• **AIM**
Can you write out all the lines word for word, with no pictures?

• **RECORDS FOR PROCESSING**
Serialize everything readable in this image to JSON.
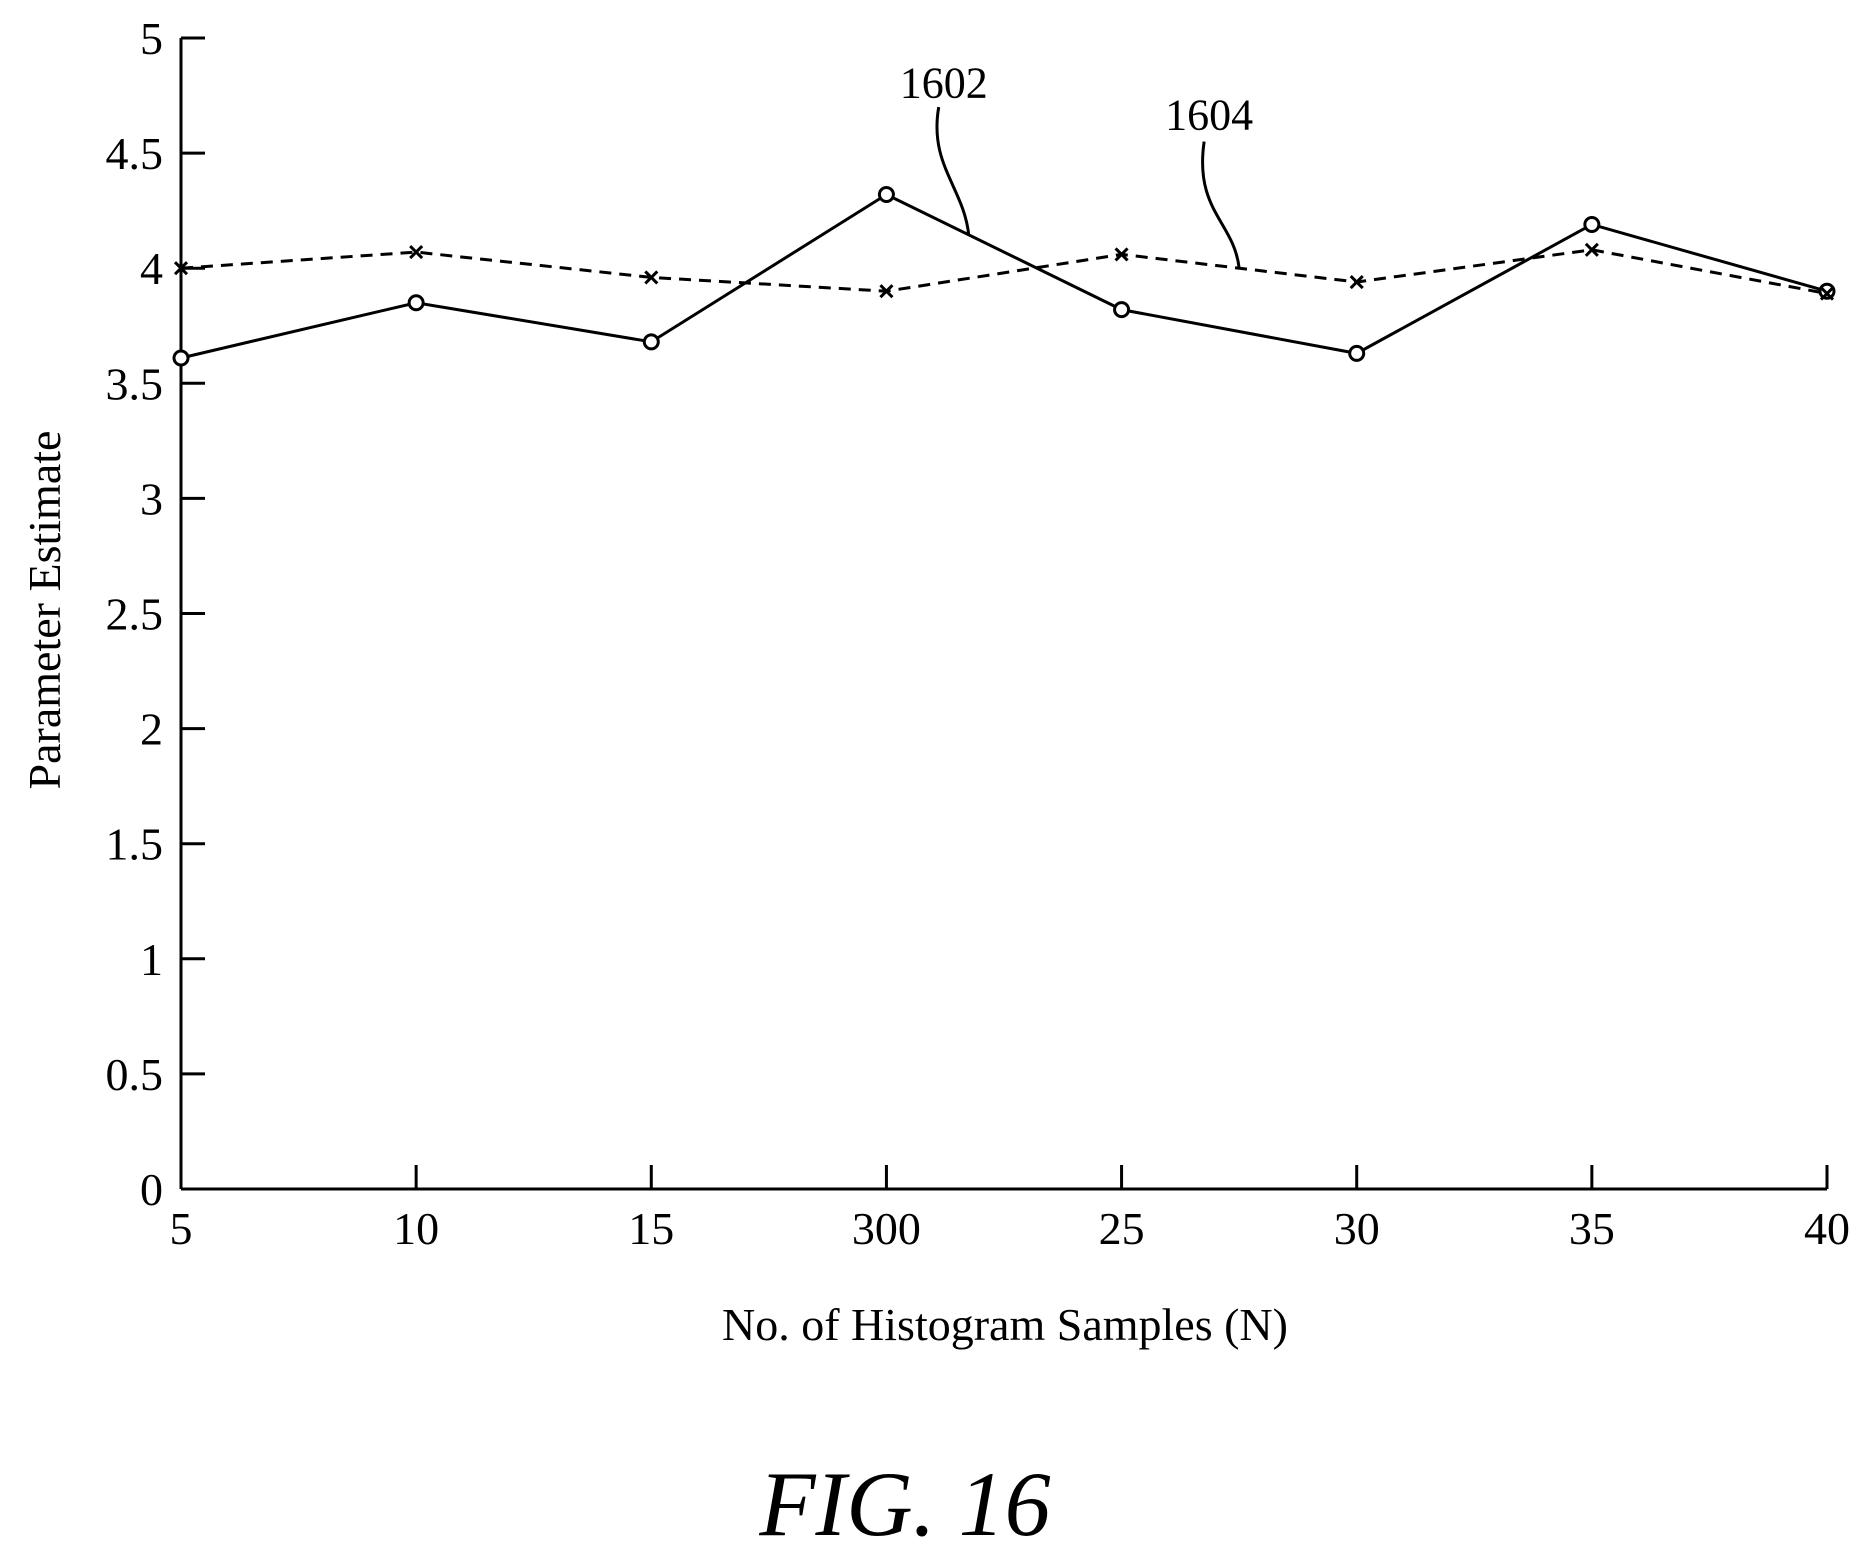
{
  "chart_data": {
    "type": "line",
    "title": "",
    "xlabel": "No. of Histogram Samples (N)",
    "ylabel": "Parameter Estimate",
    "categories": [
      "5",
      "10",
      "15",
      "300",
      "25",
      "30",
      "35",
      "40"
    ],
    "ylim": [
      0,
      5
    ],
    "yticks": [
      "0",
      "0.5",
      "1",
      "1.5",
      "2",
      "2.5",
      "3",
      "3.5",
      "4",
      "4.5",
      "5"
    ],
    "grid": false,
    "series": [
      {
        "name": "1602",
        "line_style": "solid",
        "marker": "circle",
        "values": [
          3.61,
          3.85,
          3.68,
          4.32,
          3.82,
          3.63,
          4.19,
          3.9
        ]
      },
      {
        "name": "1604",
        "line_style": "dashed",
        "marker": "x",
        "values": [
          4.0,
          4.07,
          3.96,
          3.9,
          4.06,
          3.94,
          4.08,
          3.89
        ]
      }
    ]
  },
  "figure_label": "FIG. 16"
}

• **FULL RESPONSE**
Serialize everything readable in this image to JSON.
{
  "chart_data": {
    "type": "line",
    "title": "",
    "xlabel": "No. of Histogram Samples (N)",
    "ylabel": "Parameter Estimate",
    "categories": [
      "5",
      "10",
      "15",
      "300",
      "25",
      "30",
      "35",
      "40"
    ],
    "ylim": [
      0,
      5
    ],
    "yticks": [
      "0",
      "0.5",
      "1",
      "1.5",
      "2",
      "2.5",
      "3",
      "3.5",
      "4",
      "4.5",
      "5"
    ],
    "grid": false,
    "series": [
      {
        "name": "1602",
        "line_style": "solid",
        "marker": "circle",
        "values": [
          3.61,
          3.85,
          3.68,
          4.32,
          3.82,
          3.63,
          4.19,
          3.9
        ]
      },
      {
        "name": "1604",
        "line_style": "dashed",
        "marker": "x",
        "values": [
          4.0,
          4.07,
          3.96,
          3.9,
          4.06,
          3.94,
          4.08,
          3.89
        ]
      }
    ]
  },
  "figure_label": "FIG. 16"
}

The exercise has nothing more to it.